## [Supplied material]
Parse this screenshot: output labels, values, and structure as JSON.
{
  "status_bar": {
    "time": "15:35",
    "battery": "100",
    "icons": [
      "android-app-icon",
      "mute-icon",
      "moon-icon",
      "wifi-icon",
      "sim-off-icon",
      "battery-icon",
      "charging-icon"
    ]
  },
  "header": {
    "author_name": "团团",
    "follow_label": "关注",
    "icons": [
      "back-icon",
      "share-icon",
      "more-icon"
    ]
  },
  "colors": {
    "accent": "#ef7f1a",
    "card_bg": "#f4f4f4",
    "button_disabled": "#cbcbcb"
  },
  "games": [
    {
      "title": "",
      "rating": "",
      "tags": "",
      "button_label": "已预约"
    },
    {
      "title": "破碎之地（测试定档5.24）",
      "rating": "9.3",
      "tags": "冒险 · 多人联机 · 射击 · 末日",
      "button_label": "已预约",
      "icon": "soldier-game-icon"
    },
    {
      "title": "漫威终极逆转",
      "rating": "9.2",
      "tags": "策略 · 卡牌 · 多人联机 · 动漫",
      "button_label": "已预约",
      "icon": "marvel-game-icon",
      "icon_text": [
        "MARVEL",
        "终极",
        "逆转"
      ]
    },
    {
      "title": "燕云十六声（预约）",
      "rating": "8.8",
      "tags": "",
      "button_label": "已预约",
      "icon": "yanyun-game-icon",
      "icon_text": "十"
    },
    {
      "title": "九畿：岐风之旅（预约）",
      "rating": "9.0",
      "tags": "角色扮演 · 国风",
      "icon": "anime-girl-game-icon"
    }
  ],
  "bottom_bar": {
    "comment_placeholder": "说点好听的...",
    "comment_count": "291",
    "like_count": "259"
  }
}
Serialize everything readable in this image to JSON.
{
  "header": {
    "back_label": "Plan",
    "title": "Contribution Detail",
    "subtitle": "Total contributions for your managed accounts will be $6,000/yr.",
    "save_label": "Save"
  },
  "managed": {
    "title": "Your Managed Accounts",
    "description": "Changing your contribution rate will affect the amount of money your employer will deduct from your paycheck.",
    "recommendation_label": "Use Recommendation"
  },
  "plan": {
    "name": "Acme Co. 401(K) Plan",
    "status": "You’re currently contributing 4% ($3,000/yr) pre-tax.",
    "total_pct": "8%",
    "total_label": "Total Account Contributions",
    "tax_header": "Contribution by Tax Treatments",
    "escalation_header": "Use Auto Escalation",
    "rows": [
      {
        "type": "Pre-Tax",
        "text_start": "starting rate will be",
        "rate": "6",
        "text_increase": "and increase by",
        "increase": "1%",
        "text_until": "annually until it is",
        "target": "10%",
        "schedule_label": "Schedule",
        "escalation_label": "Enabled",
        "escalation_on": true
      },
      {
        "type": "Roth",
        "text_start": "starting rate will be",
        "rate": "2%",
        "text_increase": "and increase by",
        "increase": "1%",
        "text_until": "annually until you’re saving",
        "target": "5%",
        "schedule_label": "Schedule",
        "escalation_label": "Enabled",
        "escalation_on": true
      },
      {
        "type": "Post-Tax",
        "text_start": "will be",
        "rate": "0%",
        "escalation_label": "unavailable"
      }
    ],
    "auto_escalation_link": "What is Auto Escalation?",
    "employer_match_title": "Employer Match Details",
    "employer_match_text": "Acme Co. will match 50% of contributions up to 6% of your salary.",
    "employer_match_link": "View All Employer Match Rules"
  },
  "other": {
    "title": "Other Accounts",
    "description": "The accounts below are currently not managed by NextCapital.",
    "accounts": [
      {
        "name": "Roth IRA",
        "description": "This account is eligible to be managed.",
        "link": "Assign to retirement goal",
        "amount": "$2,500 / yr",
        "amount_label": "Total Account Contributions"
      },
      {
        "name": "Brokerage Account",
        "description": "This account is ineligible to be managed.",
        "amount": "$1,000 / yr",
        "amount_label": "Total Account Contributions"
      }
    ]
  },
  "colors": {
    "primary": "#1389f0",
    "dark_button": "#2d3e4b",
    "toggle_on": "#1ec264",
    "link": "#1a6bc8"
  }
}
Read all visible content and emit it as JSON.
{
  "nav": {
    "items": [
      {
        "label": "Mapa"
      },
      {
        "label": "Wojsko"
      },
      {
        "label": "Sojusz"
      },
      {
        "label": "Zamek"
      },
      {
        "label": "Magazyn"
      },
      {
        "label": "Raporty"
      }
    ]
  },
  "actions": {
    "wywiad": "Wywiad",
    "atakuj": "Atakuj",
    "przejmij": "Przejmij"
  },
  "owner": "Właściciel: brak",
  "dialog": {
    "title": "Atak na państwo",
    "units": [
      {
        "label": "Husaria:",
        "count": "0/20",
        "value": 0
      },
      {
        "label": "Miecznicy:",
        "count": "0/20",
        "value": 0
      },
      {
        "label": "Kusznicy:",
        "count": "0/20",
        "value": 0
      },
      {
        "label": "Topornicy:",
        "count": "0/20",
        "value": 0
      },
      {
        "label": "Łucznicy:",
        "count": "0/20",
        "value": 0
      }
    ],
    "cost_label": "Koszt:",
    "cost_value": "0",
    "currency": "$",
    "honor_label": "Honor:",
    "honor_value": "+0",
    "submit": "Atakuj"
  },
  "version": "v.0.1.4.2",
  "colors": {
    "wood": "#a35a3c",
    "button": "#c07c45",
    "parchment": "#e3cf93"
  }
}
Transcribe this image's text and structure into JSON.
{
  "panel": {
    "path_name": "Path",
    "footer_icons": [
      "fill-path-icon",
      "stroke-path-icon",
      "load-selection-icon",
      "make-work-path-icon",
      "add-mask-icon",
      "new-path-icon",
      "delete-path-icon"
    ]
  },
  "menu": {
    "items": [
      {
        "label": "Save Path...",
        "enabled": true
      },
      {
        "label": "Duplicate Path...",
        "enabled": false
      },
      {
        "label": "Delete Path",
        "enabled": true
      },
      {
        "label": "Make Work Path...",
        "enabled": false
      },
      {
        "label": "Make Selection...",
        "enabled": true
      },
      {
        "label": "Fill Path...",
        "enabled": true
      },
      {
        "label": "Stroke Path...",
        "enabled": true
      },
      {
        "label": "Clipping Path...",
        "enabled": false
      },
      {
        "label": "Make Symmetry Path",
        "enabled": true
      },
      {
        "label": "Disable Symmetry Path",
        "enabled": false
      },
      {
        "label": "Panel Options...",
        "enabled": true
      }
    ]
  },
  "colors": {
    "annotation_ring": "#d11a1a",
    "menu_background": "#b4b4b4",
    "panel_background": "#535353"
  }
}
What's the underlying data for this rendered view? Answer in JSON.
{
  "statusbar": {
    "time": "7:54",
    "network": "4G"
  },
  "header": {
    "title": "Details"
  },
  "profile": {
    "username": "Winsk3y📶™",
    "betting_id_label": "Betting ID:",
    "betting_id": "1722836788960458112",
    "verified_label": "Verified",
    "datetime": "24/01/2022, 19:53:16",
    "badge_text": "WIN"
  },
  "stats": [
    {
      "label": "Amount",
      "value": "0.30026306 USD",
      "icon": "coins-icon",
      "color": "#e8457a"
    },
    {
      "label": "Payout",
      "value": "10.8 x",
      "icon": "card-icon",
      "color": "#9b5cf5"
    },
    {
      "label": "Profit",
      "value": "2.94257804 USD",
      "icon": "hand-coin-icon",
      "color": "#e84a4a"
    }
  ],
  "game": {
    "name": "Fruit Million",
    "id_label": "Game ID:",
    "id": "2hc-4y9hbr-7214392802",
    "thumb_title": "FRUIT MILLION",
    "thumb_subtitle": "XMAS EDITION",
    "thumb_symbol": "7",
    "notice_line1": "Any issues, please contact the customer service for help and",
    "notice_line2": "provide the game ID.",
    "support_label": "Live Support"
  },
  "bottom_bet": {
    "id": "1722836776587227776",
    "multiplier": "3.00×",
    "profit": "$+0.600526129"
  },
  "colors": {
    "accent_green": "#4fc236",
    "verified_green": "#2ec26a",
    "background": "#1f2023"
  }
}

## [Set problem]
Lines containing "annually" are to be counted. State the total and add nothing.

## [Output for this exercise]
2